* _The exercise_: Count every line below that contains "data", then state the total with no other output.

::::::

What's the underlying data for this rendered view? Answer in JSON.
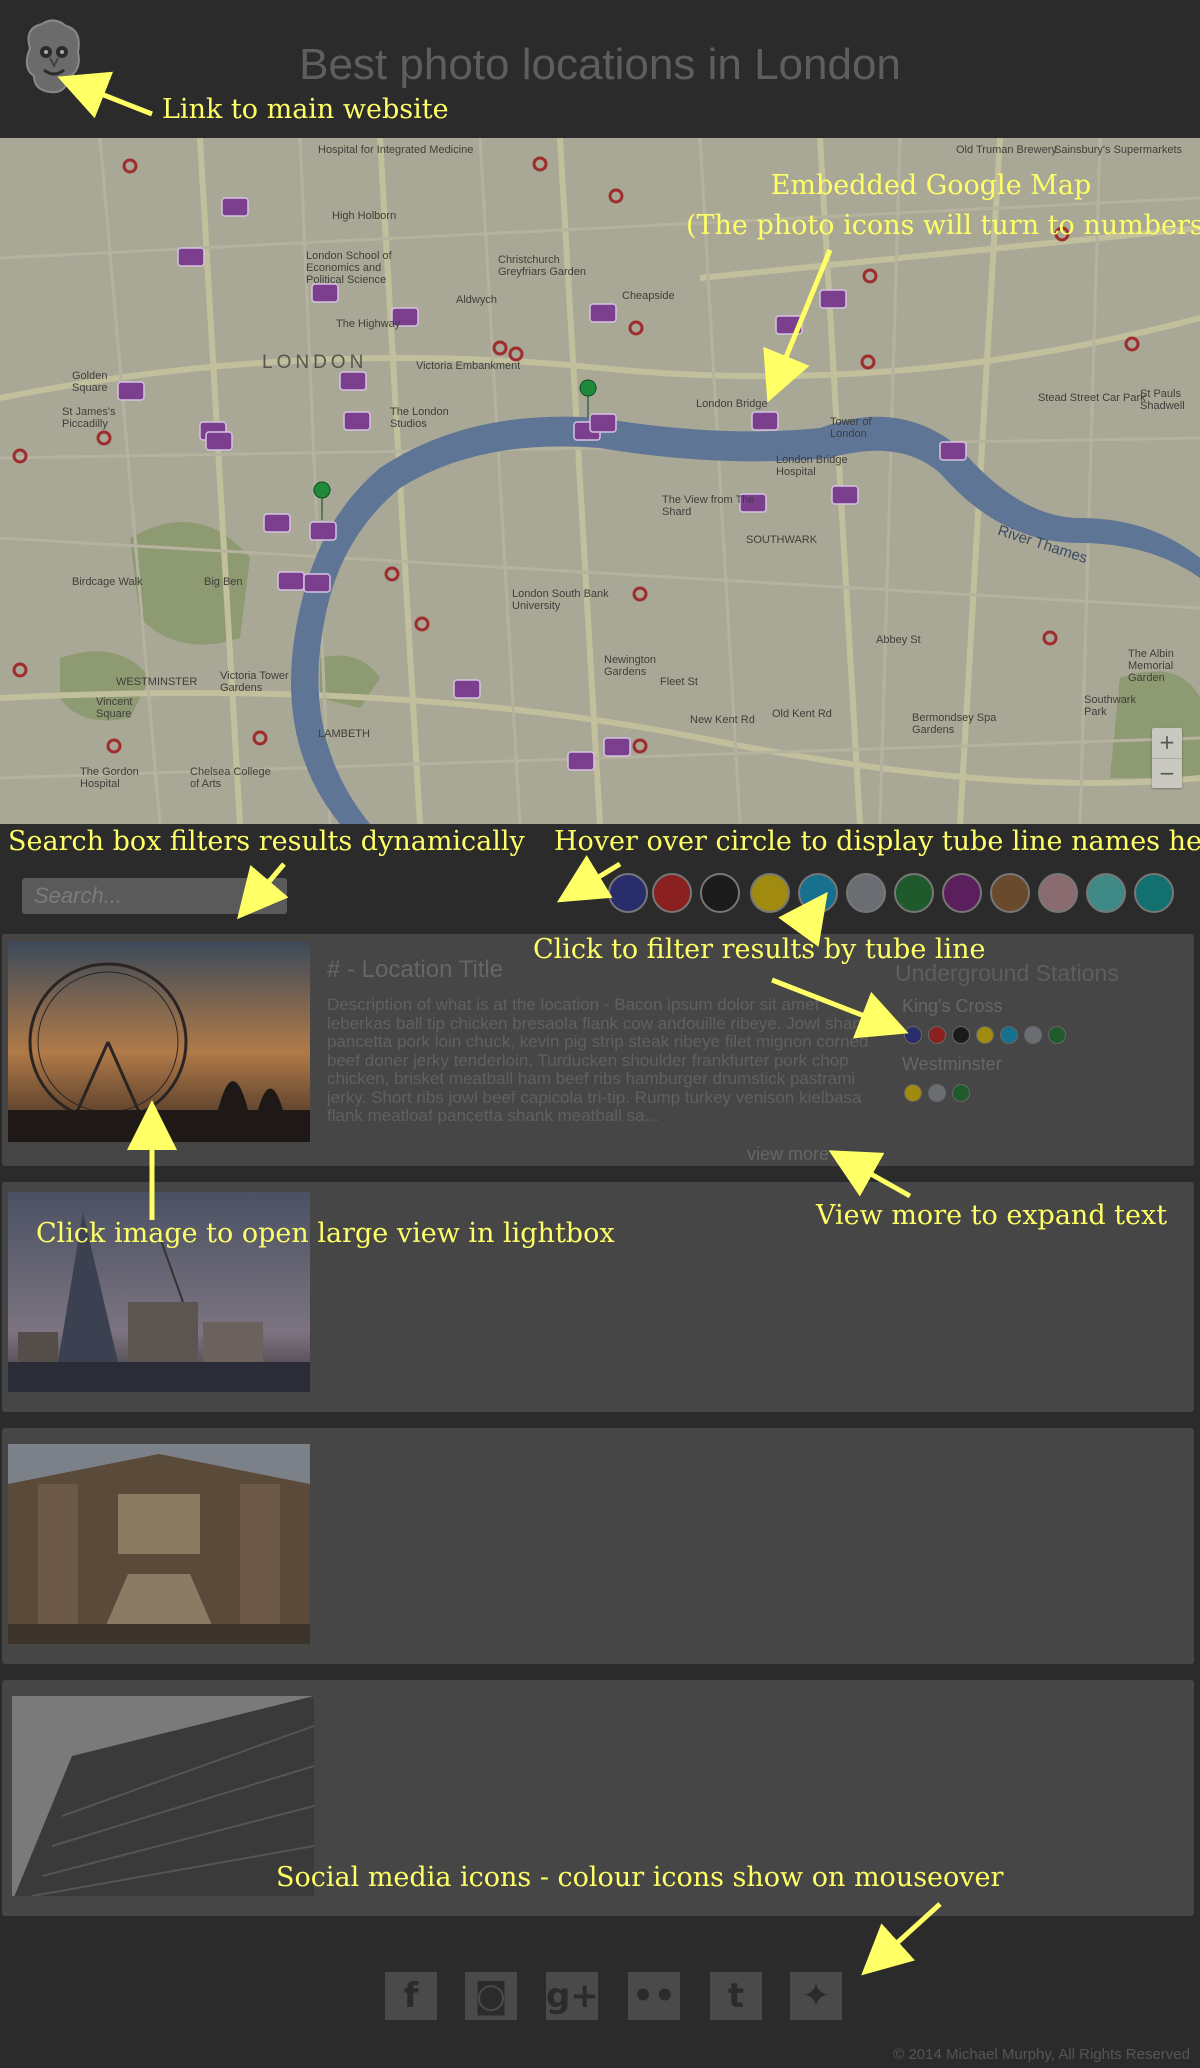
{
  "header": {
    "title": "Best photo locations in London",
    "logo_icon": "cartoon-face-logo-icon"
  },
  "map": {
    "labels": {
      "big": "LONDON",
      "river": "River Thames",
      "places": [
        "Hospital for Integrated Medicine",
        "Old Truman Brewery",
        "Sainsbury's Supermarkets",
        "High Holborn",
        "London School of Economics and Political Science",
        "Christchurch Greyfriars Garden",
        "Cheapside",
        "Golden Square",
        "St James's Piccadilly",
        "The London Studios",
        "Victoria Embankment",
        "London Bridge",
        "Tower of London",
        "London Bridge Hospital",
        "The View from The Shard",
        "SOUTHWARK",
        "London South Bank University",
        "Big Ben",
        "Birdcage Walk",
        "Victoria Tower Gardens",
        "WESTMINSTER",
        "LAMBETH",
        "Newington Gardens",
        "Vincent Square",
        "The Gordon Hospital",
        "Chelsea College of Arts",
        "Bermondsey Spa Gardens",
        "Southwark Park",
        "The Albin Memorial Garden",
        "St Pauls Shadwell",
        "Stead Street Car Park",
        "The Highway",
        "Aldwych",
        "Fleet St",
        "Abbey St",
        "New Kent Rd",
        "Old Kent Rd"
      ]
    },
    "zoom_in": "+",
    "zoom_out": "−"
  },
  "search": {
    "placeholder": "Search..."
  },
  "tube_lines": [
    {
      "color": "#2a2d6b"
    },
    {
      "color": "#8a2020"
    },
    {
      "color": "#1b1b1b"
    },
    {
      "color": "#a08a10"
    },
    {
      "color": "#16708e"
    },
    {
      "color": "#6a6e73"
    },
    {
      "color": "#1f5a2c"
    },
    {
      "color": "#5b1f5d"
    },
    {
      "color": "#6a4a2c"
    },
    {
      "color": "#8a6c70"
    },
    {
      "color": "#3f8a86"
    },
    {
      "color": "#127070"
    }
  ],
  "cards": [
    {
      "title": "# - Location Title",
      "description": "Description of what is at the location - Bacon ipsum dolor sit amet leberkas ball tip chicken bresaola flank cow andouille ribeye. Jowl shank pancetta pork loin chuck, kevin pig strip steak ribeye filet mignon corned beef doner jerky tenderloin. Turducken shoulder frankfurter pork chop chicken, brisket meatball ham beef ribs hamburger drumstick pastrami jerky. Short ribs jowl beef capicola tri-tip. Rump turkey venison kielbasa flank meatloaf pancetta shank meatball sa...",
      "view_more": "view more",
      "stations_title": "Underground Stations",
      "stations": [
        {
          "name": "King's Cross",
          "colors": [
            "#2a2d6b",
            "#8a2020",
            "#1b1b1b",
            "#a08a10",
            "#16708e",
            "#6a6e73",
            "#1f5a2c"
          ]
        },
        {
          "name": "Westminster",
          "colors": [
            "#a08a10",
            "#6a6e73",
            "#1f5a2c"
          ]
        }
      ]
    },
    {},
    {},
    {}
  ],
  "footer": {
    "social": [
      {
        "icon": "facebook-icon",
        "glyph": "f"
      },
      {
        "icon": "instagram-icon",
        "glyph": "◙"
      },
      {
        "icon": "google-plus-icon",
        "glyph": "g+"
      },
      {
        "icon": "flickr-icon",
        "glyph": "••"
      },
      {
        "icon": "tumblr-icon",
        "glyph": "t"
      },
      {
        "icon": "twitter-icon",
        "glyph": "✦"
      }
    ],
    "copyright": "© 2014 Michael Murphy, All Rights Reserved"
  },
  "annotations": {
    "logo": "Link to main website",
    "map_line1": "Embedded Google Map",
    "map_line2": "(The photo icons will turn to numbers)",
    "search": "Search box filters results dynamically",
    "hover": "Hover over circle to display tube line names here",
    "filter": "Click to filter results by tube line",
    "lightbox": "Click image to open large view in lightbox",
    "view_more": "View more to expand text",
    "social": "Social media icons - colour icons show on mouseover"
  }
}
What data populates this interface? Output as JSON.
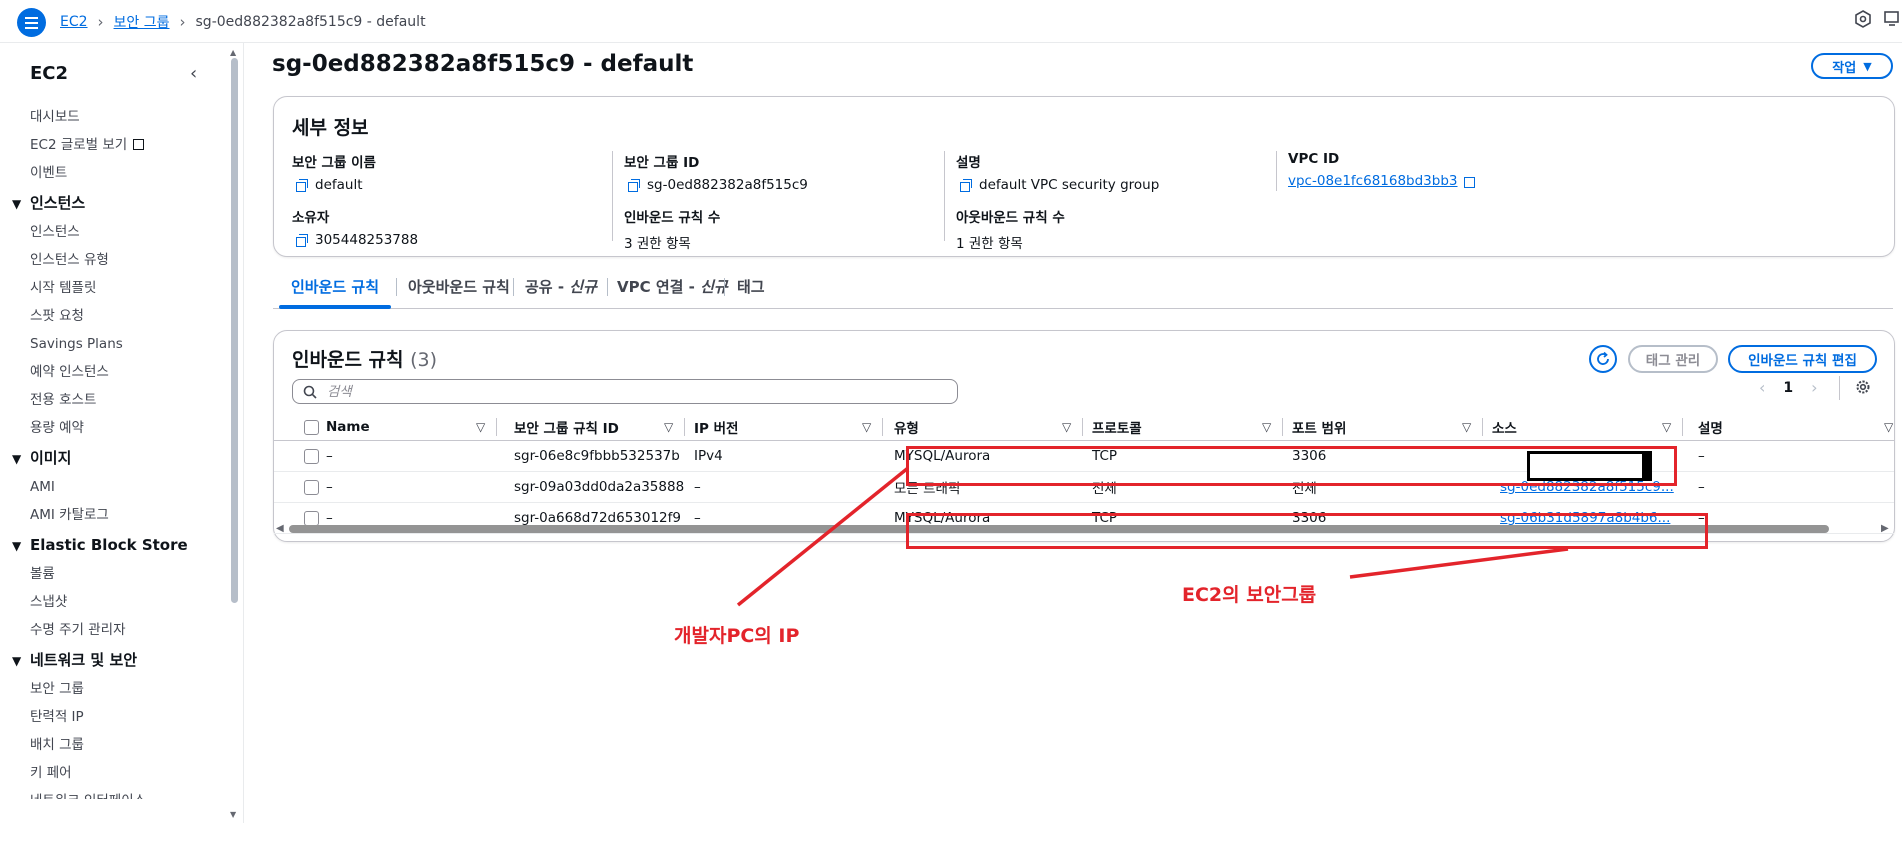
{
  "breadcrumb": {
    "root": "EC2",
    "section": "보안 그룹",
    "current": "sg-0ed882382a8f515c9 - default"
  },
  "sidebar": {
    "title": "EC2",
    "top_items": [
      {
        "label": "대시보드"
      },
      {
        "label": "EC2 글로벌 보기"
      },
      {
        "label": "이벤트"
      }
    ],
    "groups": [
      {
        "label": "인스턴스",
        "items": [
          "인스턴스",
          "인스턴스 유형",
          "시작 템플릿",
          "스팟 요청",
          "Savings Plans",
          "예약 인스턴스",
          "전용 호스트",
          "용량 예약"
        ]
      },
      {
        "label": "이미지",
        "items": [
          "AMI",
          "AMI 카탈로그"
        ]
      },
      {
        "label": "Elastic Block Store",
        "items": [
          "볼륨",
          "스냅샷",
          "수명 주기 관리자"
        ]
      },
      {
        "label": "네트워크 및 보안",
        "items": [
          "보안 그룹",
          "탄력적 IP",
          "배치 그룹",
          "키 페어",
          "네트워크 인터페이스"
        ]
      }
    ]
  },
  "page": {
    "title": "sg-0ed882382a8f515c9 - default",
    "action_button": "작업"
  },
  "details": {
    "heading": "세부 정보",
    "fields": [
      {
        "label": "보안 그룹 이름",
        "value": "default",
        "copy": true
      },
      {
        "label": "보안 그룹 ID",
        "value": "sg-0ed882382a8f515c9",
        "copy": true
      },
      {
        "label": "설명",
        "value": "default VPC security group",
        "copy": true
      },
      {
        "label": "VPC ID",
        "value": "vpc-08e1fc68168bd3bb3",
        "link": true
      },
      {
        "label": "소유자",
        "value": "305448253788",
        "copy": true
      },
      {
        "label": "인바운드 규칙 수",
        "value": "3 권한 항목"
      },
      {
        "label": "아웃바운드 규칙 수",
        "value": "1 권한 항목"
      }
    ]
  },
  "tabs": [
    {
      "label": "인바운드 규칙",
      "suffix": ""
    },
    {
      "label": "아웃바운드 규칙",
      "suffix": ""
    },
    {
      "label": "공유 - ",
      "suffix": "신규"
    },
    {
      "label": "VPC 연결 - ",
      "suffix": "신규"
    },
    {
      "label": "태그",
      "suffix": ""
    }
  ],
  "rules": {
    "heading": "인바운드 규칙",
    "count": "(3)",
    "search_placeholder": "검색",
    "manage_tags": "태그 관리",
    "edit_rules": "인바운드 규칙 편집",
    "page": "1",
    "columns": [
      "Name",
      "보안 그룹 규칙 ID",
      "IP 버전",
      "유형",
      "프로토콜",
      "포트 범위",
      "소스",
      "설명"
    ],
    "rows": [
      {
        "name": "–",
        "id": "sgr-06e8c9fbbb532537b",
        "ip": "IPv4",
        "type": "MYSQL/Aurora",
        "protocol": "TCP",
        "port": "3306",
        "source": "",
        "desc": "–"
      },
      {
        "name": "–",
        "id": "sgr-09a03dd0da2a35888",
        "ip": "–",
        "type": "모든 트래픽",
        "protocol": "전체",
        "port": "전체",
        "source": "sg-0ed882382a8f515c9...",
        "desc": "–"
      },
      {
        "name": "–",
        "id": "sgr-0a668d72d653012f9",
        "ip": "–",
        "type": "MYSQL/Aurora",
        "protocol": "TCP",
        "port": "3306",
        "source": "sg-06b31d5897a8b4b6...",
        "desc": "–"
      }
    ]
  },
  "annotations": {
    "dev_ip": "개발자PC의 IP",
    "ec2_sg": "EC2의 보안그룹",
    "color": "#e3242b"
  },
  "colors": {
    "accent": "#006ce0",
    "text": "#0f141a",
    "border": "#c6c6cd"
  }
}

::::::

* _Exercise output_: 2